YOUR GOAL
Write out the whole listing word for word.

________________________

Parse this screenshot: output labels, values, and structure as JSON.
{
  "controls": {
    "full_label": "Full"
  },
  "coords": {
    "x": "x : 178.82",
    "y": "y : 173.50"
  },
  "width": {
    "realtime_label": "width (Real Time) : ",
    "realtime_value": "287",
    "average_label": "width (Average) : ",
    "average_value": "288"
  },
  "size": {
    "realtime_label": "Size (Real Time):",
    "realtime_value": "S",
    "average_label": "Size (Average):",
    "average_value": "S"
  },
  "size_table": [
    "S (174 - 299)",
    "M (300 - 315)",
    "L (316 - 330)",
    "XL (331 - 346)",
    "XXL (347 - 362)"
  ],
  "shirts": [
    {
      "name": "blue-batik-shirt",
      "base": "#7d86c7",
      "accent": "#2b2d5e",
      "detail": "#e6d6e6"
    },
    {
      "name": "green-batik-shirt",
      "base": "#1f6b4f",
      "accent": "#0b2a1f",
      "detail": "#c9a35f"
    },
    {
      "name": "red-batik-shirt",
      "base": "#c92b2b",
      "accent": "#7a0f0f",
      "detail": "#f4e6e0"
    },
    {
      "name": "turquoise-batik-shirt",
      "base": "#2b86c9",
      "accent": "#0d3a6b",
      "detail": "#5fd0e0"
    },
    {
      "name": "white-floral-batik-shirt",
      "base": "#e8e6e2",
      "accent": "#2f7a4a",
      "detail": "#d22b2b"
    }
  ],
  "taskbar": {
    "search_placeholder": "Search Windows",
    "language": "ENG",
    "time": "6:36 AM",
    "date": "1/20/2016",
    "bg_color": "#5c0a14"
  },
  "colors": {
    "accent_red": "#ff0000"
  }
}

________________________

RESULT
Parse this screenshot: output labels, values, and structure as JSON.
{
  "controls": {
    "full_label": "Full"
  },
  "coords": {
    "x": "x : 178.82",
    "y": "y : 173.50"
  },
  "width": {
    "realtime_label": "width (Real Time) : ",
    "realtime_value": "287",
    "average_label": "width (Average) : ",
    "average_value": "288"
  },
  "size": {
    "realtime_label": "Size (Real Time):",
    "realtime_value": "S",
    "average_label": "Size (Average):",
    "average_value": "S"
  },
  "size_table": [
    "S (174 - 299)",
    "M (300 - 315)",
    "L (316 - 330)",
    "XL (331 - 346)",
    "XXL (347 - 362)"
  ],
  "shirts": [
    {
      "name": "blue-batik-shirt",
      "base": "#7d86c7",
      "accent": "#2b2d5e",
      "detail": "#e6d6e6"
    },
    {
      "name": "green-batik-shirt",
      "base": "#1f6b4f",
      "accent": "#0b2a1f",
      "detail": "#c9a35f"
    },
    {
      "name": "red-batik-shirt",
      "base": "#c92b2b",
      "accent": "#7a0f0f",
      "detail": "#f4e6e0"
    },
    {
      "name": "turquoise-batik-shirt",
      "base": "#2b86c9",
      "accent": "#0d3a6b",
      "detail": "#5fd0e0"
    },
    {
      "name": "white-floral-batik-shirt",
      "base": "#e8e6e2",
      "accent": "#2f7a4a",
      "detail": "#d22b2b"
    }
  ],
  "taskbar": {
    "search_placeholder": "Search Windows",
    "language": "ENG",
    "time": "6:36 AM",
    "date": "1/20/2016",
    "bg_color": "#5c0a14"
  },
  "colors": {
    "accent_red": "#ff0000"
  }
}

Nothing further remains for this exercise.